■ **Exercise prompt**
Write out the records word for word, with no pictures.

■ **Records provided**
######

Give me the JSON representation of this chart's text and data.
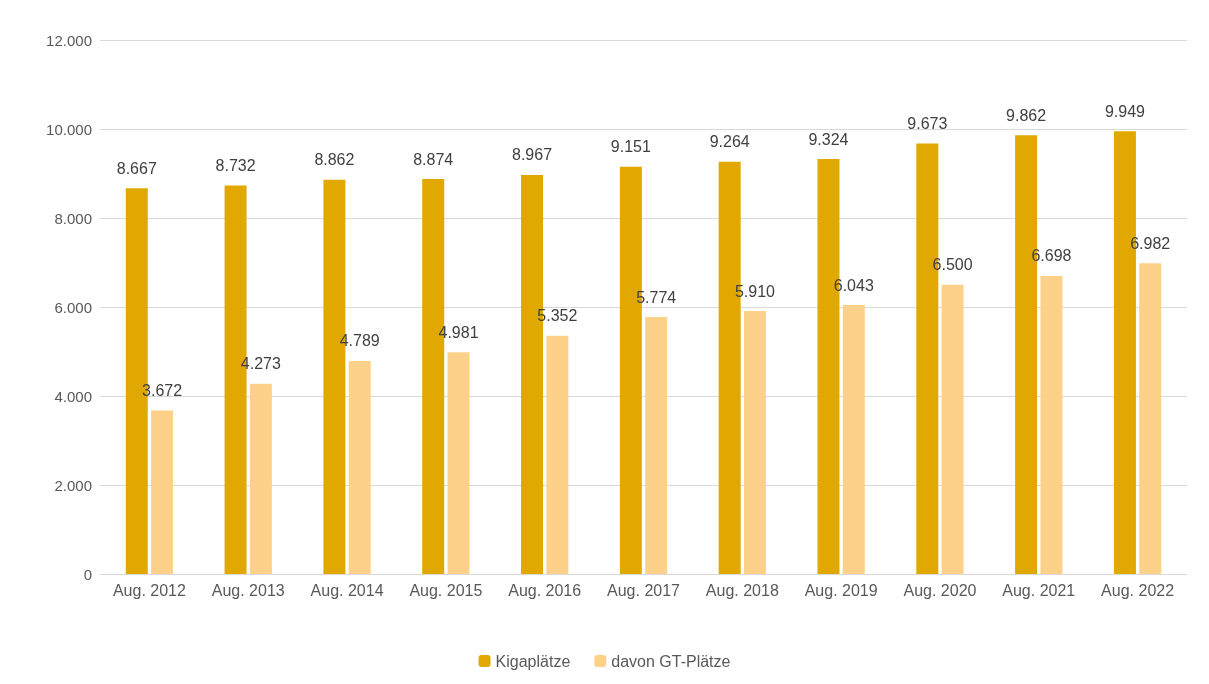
{
  "chart_data": {
    "type": "bar",
    "categories": [
      "Aug. 2012",
      "Aug. 2013",
      "Aug. 2014",
      "Aug. 2015",
      "Aug. 2016",
      "Aug. 2017",
      "Aug. 2018",
      "Aug. 2019",
      "Aug. 2020",
      "Aug. 2021",
      "Aug. 2022"
    ],
    "series": [
      {
        "name": "Kigaplätze",
        "color": "#e0a800",
        "values": [
          8667,
          8732,
          8862,
          8874,
          8967,
          9151,
          9264,
          9324,
          9673,
          9862,
          9949
        ],
        "value_labels": [
          "8.667",
          "8.732",
          "8.862",
          "8.874",
          "8.967",
          "9.151",
          "9.264",
          "9.324",
          "9.673",
          "9.862",
          "9.949"
        ]
      },
      {
        "name": "davon GT-Plätze",
        "color": "#fdd18a",
        "values": [
          3672,
          4273,
          4789,
          4981,
          5352,
          5774,
          5910,
          6043,
          6500,
          6698,
          6982
        ],
        "value_labels": [
          "3.672",
          "4.273",
          "4.789",
          "4.981",
          "5.352",
          "5.774",
          "5.910",
          "6.043",
          "6.500",
          "6.698",
          "6.982"
        ]
      }
    ],
    "ylim": [
      0,
      12000
    ],
    "yticks": [
      0,
      {
        "value": 2000,
        "label": "2.000"
      },
      {
        "value": 4000,
        "label": "4.000"
      },
      {
        "value": 6000,
        "label": "6.000"
      },
      {
        "value": 8000,
        "label": "8.000"
      },
      {
        "value": 10000,
        "label": "10.000"
      },
      {
        "value": 12000,
        "label": "12.000"
      }
    ],
    "grid": "y",
    "legend": "bottom"
  }
}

######

■ **Problem solution**
Give me the JSON representation of this chart's text and data.
{
  "chart_data": {
    "type": "bar",
    "categories": [
      "Aug. 2012",
      "Aug. 2013",
      "Aug. 2014",
      "Aug. 2015",
      "Aug. 2016",
      "Aug. 2017",
      "Aug. 2018",
      "Aug. 2019",
      "Aug. 2020",
      "Aug. 2021",
      "Aug. 2022"
    ],
    "series": [
      {
        "name": "Kigaplätze",
        "color": "#e0a800",
        "values": [
          8667,
          8732,
          8862,
          8874,
          8967,
          9151,
          9264,
          9324,
          9673,
          9862,
          9949
        ],
        "value_labels": [
          "8.667",
          "8.732",
          "8.862",
          "8.874",
          "8.967",
          "9.151",
          "9.264",
          "9.324",
          "9.673",
          "9.862",
          "9.949"
        ]
      },
      {
        "name": "davon GT-Plätze",
        "color": "#fdd18a",
        "values": [
          3672,
          4273,
          4789,
          4981,
          5352,
          5774,
          5910,
          6043,
          6500,
          6698,
          6982
        ],
        "value_labels": [
          "3.672",
          "4.273",
          "4.789",
          "4.981",
          "5.352",
          "5.774",
          "5.910",
          "6.043",
          "6.500",
          "6.698",
          "6.982"
        ]
      }
    ],
    "ylim": [
      0,
      12000
    ],
    "yticks": [
      0,
      {
        "value": 2000,
        "label": "2.000"
      },
      {
        "value": 4000,
        "label": "4.000"
      },
      {
        "value": 6000,
        "label": "6.000"
      },
      {
        "value": 8000,
        "label": "8.000"
      },
      {
        "value": 10000,
        "label": "10.000"
      },
      {
        "value": 12000,
        "label": "12.000"
      }
    ],
    "grid": "y",
    "legend": "bottom"
  }
}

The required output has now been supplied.